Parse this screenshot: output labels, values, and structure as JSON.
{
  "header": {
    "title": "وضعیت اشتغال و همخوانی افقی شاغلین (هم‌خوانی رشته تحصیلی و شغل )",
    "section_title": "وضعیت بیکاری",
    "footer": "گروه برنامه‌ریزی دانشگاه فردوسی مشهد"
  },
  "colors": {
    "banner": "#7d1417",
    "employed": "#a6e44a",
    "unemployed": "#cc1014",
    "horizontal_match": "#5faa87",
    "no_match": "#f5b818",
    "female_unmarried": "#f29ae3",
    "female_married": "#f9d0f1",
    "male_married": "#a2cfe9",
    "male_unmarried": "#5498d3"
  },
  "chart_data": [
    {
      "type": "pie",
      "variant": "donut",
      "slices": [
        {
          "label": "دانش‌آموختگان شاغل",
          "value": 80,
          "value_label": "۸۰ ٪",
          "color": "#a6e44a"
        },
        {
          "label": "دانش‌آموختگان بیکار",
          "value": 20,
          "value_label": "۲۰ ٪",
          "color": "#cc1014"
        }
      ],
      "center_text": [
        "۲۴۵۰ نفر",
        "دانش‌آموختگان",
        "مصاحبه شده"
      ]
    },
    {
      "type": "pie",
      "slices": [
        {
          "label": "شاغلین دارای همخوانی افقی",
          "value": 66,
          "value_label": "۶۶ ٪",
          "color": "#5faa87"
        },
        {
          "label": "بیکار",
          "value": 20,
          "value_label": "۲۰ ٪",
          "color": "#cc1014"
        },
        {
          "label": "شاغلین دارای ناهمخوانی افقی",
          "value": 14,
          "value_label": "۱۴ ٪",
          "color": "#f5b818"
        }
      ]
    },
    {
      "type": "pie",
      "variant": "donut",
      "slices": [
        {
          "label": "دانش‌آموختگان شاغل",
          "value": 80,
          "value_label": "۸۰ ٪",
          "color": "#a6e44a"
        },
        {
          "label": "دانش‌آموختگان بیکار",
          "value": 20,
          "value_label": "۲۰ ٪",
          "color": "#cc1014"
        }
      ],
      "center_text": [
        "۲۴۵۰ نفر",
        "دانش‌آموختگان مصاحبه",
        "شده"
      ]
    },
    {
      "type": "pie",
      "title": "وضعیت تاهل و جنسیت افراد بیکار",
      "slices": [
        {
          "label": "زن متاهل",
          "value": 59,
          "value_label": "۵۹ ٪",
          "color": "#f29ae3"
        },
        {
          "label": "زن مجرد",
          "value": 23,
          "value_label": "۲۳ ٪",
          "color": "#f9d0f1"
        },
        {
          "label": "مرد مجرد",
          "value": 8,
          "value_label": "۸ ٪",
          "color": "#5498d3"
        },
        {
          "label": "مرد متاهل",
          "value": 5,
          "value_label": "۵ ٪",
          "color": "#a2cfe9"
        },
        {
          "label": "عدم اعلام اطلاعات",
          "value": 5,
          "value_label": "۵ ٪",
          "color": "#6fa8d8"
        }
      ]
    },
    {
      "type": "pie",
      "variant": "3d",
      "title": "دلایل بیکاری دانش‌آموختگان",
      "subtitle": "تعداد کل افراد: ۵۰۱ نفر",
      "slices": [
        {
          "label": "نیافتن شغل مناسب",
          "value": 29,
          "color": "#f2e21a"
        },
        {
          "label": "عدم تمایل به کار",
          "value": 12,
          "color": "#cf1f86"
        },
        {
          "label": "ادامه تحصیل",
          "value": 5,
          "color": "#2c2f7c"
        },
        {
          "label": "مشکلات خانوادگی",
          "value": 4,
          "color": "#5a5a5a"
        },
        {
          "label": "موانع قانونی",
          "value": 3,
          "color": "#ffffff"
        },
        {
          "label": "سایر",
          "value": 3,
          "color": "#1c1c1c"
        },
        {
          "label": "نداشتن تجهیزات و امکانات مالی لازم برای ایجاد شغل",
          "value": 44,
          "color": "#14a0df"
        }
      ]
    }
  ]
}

### EXERCISE REQUIREMENTS
Output the records exactly, including every line.

### FULL OUTPUT
Parse this screenshot: output labels, values, and structure as JSON.
{
  "header": {
    "title": "وضعیت اشتغال و همخوانی افقی شاغلین (هم‌خوانی رشته تحصیلی و شغل )",
    "section_title": "وضعیت بیکاری",
    "footer": "گروه برنامه‌ریزی دانشگاه فردوسی مشهد"
  },
  "colors": {
    "banner": "#7d1417",
    "employed": "#a6e44a",
    "unemployed": "#cc1014",
    "horizontal_match": "#5faa87",
    "no_match": "#f5b818",
    "female_unmarried": "#f29ae3",
    "female_married": "#f9d0f1",
    "male_married": "#a2cfe9",
    "male_unmarried": "#5498d3"
  },
  "chart_data": [
    {
      "type": "pie",
      "variant": "donut",
      "slices": [
        {
          "label": "دانش‌آموختگان شاغل",
          "value": 80,
          "value_label": "۸۰ ٪",
          "color": "#a6e44a"
        },
        {
          "label": "دانش‌آموختگان بیکار",
          "value": 20,
          "value_label": "۲۰ ٪",
          "color": "#cc1014"
        }
      ],
      "center_text": [
        "۲۴۵۰ نفر",
        "دانش‌آموختگان",
        "مصاحبه شده"
      ]
    },
    {
      "type": "pie",
      "slices": [
        {
          "label": "شاغلین دارای همخوانی افقی",
          "value": 66,
          "value_label": "۶۶ ٪",
          "color": "#5faa87"
        },
        {
          "label": "بیکار",
          "value": 20,
          "value_label": "۲۰ ٪",
          "color": "#cc1014"
        },
        {
          "label": "شاغلین دارای ناهمخوانی افقی",
          "value": 14,
          "value_label": "۱۴ ٪",
          "color": "#f5b818"
        }
      ]
    },
    {
      "type": "pie",
      "variant": "donut",
      "slices": [
        {
          "label": "دانش‌آموختگان شاغل",
          "value": 80,
          "value_label": "۸۰ ٪",
          "color": "#a6e44a"
        },
        {
          "label": "دانش‌آموختگان بیکار",
          "value": 20,
          "value_label": "۲۰ ٪",
          "color": "#cc1014"
        }
      ],
      "center_text": [
        "۲۴۵۰ نفر",
        "دانش‌آموختگان مصاحبه",
        "شده"
      ]
    },
    {
      "type": "pie",
      "title": "وضعیت تاهل و جنسیت افراد بیکار",
      "slices": [
        {
          "label": "زن متاهل",
          "value": 59,
          "value_label": "۵۹ ٪",
          "color": "#f29ae3"
        },
        {
          "label": "زن مجرد",
          "value": 23,
          "value_label": "۲۳ ٪",
          "color": "#f9d0f1"
        },
        {
          "label": "مرد مجرد",
          "value": 8,
          "value_label": "۸ ٪",
          "color": "#5498d3"
        },
        {
          "label": "مرد متاهل",
          "value": 5,
          "value_label": "۵ ٪",
          "color": "#a2cfe9"
        },
        {
          "label": "عدم اعلام اطلاعات",
          "value": 5,
          "value_label": "۵ ٪",
          "color": "#6fa8d8"
        }
      ]
    },
    {
      "type": "pie",
      "variant": "3d",
      "title": "دلایل بیکاری دانش‌آموختگان",
      "subtitle": "تعداد کل افراد: ۵۰۱ نفر",
      "slices": [
        {
          "label": "نیافتن شغل مناسب",
          "value": 29,
          "color": "#f2e21a"
        },
        {
          "label": "عدم تمایل به کار",
          "value": 12,
          "color": "#cf1f86"
        },
        {
          "label": "ادامه تحصیل",
          "value": 5,
          "color": "#2c2f7c"
        },
        {
          "label": "مشکلات خانوادگی",
          "value": 4,
          "color": "#5a5a5a"
        },
        {
          "label": "موانع قانونی",
          "value": 3,
          "color": "#ffffff"
        },
        {
          "label": "سایر",
          "value": 3,
          "color": "#1c1c1c"
        },
        {
          "label": "نداشتن تجهیزات و امکانات مالی لازم برای ایجاد شغل",
          "value": 44,
          "color": "#14a0df"
        }
      ]
    }
  ]
}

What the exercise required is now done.